(Figure record extracts)
----------
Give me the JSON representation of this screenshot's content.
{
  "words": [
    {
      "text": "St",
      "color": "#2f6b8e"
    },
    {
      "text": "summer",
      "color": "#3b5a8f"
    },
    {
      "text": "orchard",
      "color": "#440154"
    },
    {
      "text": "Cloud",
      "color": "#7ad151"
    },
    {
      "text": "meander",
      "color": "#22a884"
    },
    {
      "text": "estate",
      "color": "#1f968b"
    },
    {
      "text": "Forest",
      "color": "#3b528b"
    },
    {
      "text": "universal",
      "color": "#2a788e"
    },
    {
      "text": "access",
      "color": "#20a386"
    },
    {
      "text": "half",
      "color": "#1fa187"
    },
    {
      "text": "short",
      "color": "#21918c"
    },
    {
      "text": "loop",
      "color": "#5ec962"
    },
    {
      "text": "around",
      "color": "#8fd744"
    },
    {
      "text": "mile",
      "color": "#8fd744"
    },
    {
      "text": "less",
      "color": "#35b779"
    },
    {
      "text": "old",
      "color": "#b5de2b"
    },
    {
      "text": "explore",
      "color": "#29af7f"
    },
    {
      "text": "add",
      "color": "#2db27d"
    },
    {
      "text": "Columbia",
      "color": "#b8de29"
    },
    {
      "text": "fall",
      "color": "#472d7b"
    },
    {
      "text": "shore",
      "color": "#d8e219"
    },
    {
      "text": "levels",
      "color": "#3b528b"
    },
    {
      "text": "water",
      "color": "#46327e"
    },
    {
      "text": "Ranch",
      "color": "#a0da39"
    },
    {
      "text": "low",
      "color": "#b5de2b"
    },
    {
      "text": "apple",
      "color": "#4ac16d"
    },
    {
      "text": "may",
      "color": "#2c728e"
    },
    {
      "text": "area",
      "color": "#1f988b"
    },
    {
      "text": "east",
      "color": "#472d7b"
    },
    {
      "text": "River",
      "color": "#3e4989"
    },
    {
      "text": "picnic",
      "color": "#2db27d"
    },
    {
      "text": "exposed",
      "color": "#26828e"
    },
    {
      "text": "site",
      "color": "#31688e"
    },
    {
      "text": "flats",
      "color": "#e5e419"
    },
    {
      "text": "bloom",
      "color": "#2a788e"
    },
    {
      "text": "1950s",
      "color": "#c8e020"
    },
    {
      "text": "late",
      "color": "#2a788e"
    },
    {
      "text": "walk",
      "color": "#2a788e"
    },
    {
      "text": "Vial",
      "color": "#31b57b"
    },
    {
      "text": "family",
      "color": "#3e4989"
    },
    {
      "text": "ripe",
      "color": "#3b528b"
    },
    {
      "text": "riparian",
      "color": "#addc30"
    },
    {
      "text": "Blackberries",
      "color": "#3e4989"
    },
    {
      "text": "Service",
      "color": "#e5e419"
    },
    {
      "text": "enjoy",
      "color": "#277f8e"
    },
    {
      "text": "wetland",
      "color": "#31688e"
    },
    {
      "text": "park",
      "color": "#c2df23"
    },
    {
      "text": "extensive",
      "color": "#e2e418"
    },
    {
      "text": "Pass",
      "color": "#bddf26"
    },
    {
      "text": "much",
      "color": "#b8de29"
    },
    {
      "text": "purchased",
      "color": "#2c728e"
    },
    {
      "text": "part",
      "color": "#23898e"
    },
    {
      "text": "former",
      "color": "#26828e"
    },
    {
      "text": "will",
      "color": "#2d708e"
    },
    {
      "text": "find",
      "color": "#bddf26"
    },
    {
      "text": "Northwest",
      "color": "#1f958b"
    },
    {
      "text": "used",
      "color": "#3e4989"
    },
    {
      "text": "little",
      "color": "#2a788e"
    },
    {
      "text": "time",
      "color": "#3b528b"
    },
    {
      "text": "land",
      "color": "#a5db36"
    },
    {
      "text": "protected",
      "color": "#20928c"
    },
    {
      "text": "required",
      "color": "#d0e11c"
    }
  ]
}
----------
Make an exact copy of every entry.

Give me the JSON representation of this screenshot's content.
{
  "words": [
    {
      "text": "St",
      "color": "#2f6b8e"
    },
    {
      "text": "summer",
      "color": "#3b5a8f"
    },
    {
      "text": "orchard",
      "color": "#440154"
    },
    {
      "text": "Cloud",
      "color": "#7ad151"
    },
    {
      "text": "meander",
      "color": "#22a884"
    },
    {
      "text": "estate",
      "color": "#1f968b"
    },
    {
      "text": "Forest",
      "color": "#3b528b"
    },
    {
      "text": "universal",
      "color": "#2a788e"
    },
    {
      "text": "access",
      "color": "#20a386"
    },
    {
      "text": "half",
      "color": "#1fa187"
    },
    {
      "text": "short",
      "color": "#21918c"
    },
    {
      "text": "loop",
      "color": "#5ec962"
    },
    {
      "text": "around",
      "color": "#8fd744"
    },
    {
      "text": "mile",
      "color": "#8fd744"
    },
    {
      "text": "less",
      "color": "#35b779"
    },
    {
      "text": "old",
      "color": "#b5de2b"
    },
    {
      "text": "explore",
      "color": "#29af7f"
    },
    {
      "text": "add",
      "color": "#2db27d"
    },
    {
      "text": "Columbia",
      "color": "#b8de29"
    },
    {
      "text": "fall",
      "color": "#472d7b"
    },
    {
      "text": "shore",
      "color": "#d8e219"
    },
    {
      "text": "levels",
      "color": "#3b528b"
    },
    {
      "text": "water",
      "color": "#46327e"
    },
    {
      "text": "Ranch",
      "color": "#a0da39"
    },
    {
      "text": "low",
      "color": "#b5de2b"
    },
    {
      "text": "apple",
      "color": "#4ac16d"
    },
    {
      "text": "may",
      "color": "#2c728e"
    },
    {
      "text": "area",
      "color": "#1f988b"
    },
    {
      "text": "east",
      "color": "#472d7b"
    },
    {
      "text": "River",
      "color": "#3e4989"
    },
    {
      "text": "picnic",
      "color": "#2db27d"
    },
    {
      "text": "exposed",
      "color": "#26828e"
    },
    {
      "text": "site",
      "color": "#31688e"
    },
    {
      "text": "flats",
      "color": "#e5e419"
    },
    {
      "text": "bloom",
      "color": "#2a788e"
    },
    {
      "text": "1950s",
      "color": "#c8e020"
    },
    {
      "text": "late",
      "color": "#2a788e"
    },
    {
      "text": "walk",
      "color": "#2a788e"
    },
    {
      "text": "Vial",
      "color": "#31b57b"
    },
    {
      "text": "family",
      "color": "#3e4989"
    },
    {
      "text": "ripe",
      "color": "#3b528b"
    },
    {
      "text": "riparian",
      "color": "#addc30"
    },
    {
      "text": "Blackberries",
      "color": "#3e4989"
    },
    {
      "text": "Service",
      "color": "#e5e419"
    },
    {
      "text": "enjoy",
      "color": "#277f8e"
    },
    {
      "text": "wetland",
      "color": "#31688e"
    },
    {
      "text": "park",
      "color": "#c2df23"
    },
    {
      "text": "extensive",
      "color": "#e2e418"
    },
    {
      "text": "Pass",
      "color": "#bddf26"
    },
    {
      "text": "much",
      "color": "#b8de29"
    },
    {
      "text": "purchased",
      "color": "#2c728e"
    },
    {
      "text": "part",
      "color": "#23898e"
    },
    {
      "text": "former",
      "color": "#26828e"
    },
    {
      "text": "will",
      "color": "#2d708e"
    },
    {
      "text": "find",
      "color": "#bddf26"
    },
    {
      "text": "Northwest",
      "color": "#1f958b"
    },
    {
      "text": "used",
      "color": "#3e4989"
    },
    {
      "text": "little",
      "color": "#2a788e"
    },
    {
      "text": "time",
      "color": "#3b528b"
    },
    {
      "text": "land",
      "color": "#a5db36"
    },
    {
      "text": "protected",
      "color": "#20928c"
    },
    {
      "text": "required",
      "color": "#d0e11c"
    }
  ]
}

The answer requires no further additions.